Stated exercise
Locate each line of the material that contains "nosti", then return it.

Records for this exercise
══════

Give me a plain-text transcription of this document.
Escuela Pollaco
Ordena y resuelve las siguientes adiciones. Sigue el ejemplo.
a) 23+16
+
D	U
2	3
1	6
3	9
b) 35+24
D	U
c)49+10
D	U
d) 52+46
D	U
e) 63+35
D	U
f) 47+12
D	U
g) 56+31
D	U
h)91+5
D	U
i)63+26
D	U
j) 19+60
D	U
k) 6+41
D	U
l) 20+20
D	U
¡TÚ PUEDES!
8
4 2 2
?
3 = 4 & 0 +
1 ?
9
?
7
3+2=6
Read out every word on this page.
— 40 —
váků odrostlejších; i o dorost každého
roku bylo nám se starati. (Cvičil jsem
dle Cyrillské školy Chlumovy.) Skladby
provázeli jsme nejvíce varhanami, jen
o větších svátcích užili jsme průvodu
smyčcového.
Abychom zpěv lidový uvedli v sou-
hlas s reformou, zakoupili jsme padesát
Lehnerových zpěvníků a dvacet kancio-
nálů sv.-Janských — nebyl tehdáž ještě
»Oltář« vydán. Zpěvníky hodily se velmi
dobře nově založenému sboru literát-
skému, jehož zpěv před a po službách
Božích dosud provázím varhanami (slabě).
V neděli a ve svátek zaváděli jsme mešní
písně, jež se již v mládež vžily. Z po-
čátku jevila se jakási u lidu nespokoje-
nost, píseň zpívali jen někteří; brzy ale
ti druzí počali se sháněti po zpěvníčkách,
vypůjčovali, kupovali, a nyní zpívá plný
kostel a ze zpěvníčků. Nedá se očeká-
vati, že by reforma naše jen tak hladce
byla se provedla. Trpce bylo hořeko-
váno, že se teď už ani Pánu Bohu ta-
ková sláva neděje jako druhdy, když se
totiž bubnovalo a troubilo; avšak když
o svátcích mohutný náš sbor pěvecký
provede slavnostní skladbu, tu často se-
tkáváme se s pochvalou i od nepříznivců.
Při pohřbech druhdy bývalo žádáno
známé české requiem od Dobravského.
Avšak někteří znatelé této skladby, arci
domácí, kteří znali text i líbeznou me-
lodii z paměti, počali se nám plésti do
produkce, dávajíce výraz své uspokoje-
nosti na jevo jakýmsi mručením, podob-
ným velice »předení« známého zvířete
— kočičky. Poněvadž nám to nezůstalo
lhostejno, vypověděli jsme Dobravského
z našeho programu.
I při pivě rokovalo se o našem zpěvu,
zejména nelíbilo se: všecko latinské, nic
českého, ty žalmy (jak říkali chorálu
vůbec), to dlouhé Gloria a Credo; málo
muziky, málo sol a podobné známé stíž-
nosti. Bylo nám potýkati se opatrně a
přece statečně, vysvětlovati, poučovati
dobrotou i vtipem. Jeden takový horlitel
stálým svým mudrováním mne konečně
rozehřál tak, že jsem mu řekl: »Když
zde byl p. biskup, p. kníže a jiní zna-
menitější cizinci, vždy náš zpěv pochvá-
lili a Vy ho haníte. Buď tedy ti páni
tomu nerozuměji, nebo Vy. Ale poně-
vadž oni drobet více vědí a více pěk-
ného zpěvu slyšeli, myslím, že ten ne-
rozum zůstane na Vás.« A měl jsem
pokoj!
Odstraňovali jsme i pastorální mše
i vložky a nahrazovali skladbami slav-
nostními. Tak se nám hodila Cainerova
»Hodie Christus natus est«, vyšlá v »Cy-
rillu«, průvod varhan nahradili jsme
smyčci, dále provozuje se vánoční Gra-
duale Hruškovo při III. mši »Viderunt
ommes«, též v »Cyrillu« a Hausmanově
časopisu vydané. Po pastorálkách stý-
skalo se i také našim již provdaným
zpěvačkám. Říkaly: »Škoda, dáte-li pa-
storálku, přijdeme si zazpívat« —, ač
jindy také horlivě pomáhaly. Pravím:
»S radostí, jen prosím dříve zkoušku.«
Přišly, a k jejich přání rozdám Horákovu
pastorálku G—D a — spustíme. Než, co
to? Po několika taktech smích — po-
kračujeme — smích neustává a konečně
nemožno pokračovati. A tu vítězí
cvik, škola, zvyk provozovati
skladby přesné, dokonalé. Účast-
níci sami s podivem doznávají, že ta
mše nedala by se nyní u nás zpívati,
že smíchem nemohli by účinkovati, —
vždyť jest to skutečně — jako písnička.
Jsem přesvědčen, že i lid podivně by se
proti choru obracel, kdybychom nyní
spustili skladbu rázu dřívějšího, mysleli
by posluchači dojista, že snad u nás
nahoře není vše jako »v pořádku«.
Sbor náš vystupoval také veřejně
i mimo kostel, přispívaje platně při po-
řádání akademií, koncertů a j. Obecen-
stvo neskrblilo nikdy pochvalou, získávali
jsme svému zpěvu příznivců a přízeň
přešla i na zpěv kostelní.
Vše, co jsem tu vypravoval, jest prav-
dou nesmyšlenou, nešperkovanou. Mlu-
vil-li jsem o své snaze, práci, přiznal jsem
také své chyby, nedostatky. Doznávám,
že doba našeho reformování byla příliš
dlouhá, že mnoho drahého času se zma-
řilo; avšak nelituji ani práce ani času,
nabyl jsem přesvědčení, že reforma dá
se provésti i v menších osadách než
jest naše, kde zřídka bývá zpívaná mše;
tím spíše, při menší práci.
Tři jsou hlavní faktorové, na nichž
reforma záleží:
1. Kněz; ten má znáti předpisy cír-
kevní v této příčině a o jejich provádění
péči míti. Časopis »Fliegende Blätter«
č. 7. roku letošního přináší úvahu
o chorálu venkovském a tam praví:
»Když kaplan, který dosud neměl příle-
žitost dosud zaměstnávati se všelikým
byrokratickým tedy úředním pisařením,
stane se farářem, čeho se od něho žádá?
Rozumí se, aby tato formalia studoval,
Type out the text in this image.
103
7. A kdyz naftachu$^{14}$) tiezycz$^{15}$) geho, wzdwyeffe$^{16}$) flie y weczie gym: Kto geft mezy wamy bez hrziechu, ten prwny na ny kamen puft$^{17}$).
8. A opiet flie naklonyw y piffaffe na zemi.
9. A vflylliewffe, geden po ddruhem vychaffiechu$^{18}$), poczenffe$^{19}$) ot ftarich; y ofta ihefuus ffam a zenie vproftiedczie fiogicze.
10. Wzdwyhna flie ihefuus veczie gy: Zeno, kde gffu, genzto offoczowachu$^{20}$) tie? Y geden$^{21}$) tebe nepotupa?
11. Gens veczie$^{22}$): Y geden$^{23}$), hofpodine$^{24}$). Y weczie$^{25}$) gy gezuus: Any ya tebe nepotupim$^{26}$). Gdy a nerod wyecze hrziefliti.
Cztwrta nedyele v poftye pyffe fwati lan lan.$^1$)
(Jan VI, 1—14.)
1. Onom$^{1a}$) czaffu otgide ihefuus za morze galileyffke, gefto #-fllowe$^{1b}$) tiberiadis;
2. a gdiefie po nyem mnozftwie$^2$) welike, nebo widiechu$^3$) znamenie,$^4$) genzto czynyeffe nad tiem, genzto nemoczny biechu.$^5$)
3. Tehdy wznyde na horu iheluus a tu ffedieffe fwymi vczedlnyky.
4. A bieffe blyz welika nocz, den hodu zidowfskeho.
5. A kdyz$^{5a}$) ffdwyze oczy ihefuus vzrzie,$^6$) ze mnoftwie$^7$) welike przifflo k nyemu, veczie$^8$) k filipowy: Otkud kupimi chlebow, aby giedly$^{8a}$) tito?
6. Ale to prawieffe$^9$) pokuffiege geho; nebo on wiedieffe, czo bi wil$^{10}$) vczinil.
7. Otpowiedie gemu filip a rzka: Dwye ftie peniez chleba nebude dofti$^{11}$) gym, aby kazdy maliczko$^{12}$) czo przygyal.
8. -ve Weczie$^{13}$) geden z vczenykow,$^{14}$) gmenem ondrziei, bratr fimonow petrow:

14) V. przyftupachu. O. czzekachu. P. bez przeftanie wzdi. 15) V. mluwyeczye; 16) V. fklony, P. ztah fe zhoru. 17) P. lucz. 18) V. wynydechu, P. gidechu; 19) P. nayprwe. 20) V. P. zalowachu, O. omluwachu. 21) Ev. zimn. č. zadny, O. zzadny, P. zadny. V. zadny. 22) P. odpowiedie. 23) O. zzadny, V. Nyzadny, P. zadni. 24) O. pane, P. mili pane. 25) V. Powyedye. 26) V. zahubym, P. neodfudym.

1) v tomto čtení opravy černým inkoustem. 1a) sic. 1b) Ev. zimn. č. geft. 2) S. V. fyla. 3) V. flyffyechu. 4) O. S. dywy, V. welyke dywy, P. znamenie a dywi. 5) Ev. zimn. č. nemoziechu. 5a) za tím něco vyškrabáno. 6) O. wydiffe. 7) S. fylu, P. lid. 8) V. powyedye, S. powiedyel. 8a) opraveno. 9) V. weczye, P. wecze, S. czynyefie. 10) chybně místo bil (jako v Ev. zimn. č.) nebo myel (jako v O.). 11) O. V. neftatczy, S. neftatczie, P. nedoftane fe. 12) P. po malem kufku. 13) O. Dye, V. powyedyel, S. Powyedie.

══════

Exercise result
nosti na jevo jakýmsi mručením, podob-
nosti. Bylo nám potýkati se opatrně a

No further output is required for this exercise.